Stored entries
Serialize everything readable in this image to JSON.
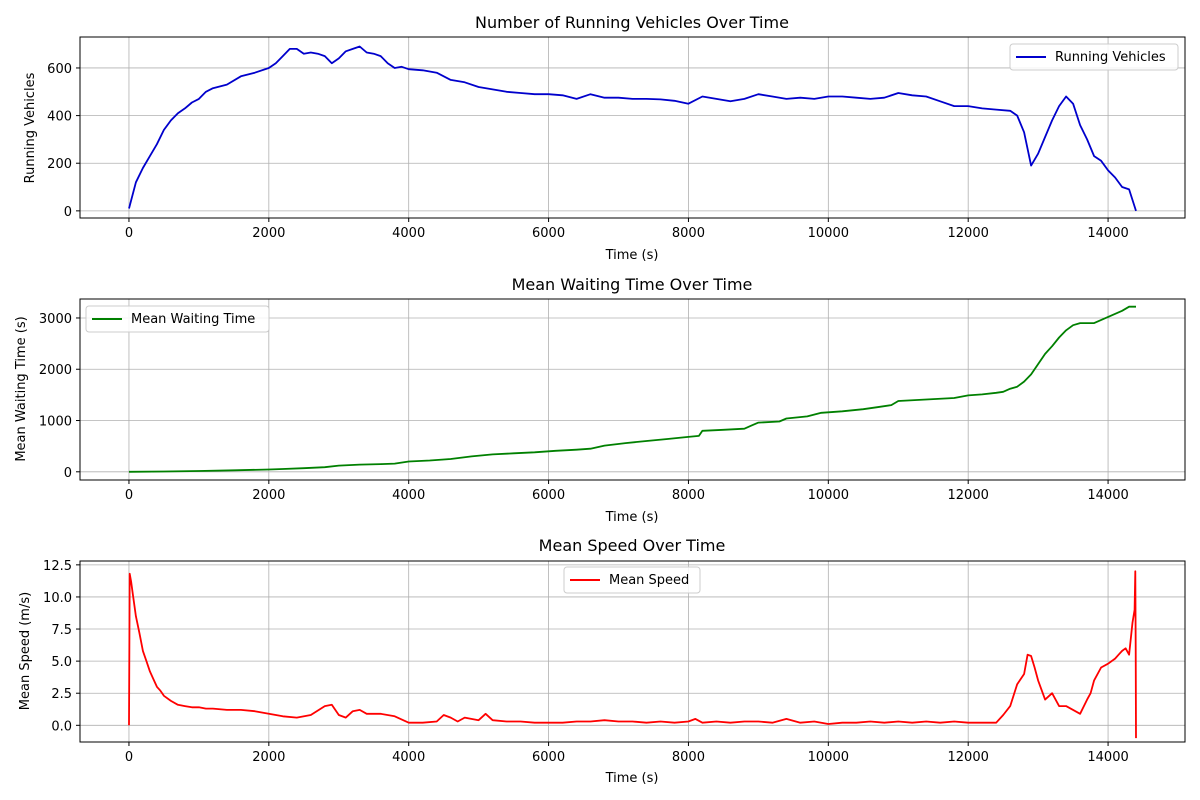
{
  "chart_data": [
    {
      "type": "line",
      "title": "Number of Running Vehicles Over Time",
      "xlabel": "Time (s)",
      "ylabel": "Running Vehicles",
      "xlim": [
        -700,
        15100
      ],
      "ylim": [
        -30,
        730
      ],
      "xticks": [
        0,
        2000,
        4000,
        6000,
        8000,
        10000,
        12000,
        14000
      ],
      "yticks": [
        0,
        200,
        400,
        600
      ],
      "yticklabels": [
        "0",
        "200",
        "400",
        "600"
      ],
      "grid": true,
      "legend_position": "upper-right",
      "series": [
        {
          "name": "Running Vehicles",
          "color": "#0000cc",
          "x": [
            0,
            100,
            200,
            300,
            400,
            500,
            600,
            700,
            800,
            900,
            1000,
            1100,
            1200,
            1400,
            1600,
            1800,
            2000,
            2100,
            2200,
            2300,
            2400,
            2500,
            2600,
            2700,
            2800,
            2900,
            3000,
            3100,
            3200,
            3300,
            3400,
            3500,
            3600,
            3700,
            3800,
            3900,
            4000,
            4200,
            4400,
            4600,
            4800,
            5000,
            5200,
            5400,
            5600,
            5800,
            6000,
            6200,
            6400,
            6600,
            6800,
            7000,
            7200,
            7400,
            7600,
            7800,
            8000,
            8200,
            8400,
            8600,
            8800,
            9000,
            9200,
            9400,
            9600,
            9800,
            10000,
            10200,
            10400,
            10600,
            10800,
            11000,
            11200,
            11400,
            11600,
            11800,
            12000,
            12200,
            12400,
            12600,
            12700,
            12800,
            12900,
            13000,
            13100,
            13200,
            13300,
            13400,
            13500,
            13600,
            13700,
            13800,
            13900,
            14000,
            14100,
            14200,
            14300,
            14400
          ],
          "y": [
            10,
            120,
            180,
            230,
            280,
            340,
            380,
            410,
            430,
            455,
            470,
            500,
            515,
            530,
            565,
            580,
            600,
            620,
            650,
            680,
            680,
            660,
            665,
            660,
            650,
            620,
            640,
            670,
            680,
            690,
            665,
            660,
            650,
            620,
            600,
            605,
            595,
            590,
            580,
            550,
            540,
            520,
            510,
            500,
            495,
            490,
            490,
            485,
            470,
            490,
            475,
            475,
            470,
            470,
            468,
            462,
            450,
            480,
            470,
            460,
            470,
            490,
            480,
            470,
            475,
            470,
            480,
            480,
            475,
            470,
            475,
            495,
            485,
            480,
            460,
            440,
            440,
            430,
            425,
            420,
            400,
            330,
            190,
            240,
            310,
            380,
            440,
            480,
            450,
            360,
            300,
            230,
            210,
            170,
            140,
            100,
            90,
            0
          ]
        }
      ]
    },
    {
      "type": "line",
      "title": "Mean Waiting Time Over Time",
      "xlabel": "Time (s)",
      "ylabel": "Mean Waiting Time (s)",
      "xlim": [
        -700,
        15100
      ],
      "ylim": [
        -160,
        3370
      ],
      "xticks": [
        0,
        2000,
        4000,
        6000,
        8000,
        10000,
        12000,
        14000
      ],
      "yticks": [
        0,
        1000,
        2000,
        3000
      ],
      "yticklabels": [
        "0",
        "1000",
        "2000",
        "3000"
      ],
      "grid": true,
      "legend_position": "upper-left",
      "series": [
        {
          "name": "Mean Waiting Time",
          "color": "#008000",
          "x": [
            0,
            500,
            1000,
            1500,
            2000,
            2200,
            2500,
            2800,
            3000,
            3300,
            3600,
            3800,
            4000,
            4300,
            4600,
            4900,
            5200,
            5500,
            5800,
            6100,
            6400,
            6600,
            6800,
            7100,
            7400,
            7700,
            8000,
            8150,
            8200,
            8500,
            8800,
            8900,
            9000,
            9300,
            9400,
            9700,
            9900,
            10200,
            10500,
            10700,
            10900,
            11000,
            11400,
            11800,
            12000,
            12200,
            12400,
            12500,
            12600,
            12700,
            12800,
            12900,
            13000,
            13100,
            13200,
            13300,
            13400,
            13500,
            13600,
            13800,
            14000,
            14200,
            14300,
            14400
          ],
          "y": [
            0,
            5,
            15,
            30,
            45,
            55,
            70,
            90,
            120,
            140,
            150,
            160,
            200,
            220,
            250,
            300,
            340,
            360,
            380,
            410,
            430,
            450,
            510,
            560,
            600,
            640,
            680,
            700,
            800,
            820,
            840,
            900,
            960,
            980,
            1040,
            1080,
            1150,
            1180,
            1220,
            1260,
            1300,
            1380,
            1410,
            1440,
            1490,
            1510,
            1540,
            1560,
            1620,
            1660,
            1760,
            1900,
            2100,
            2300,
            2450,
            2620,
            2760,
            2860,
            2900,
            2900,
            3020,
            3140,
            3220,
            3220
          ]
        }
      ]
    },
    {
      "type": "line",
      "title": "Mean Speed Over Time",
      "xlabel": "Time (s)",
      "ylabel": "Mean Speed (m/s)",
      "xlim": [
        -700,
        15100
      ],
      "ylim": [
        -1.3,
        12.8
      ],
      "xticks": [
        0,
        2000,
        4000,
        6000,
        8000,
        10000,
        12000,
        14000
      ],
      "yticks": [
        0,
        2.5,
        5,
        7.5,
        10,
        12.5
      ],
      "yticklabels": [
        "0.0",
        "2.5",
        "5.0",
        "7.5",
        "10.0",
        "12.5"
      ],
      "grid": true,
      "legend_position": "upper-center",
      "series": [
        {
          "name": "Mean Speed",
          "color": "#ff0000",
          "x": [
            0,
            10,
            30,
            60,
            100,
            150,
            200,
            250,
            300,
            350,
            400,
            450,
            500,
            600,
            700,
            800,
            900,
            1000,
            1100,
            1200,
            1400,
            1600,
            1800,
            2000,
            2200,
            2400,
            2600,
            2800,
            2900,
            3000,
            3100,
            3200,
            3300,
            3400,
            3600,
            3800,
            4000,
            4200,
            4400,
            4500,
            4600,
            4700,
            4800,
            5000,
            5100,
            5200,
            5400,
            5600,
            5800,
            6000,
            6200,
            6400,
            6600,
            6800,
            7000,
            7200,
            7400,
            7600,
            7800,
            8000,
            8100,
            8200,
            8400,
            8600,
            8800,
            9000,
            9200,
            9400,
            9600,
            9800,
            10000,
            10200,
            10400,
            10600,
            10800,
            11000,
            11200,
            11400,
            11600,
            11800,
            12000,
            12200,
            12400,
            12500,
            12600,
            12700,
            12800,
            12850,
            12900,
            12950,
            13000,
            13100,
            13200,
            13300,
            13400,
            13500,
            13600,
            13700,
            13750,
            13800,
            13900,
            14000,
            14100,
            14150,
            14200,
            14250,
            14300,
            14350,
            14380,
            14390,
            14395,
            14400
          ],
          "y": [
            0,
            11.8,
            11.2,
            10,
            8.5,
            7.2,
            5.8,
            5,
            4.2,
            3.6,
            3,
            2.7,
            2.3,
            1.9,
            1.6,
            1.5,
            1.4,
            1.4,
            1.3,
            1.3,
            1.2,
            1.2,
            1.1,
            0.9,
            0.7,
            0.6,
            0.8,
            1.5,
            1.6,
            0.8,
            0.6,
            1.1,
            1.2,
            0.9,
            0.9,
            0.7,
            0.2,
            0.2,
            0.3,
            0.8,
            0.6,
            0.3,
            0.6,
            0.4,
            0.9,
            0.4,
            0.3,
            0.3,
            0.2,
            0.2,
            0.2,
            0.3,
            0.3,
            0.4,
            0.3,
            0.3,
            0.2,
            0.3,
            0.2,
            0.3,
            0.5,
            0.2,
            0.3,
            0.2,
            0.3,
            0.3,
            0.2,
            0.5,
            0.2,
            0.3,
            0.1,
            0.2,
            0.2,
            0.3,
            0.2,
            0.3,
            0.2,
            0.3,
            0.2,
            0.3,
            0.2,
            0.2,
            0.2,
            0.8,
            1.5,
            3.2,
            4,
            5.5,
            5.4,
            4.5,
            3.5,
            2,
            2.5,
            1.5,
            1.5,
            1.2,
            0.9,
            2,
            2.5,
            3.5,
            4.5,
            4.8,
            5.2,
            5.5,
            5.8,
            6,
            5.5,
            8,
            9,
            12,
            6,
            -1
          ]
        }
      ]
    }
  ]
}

Your goal: Find the lines above that include the string "title" and copy them.

Result of the task:
      "title": "Number of Running Vehicles Over Time",
      "title": "Mean Waiting Time Over Time",
      "title": "Mean Speed Over Time",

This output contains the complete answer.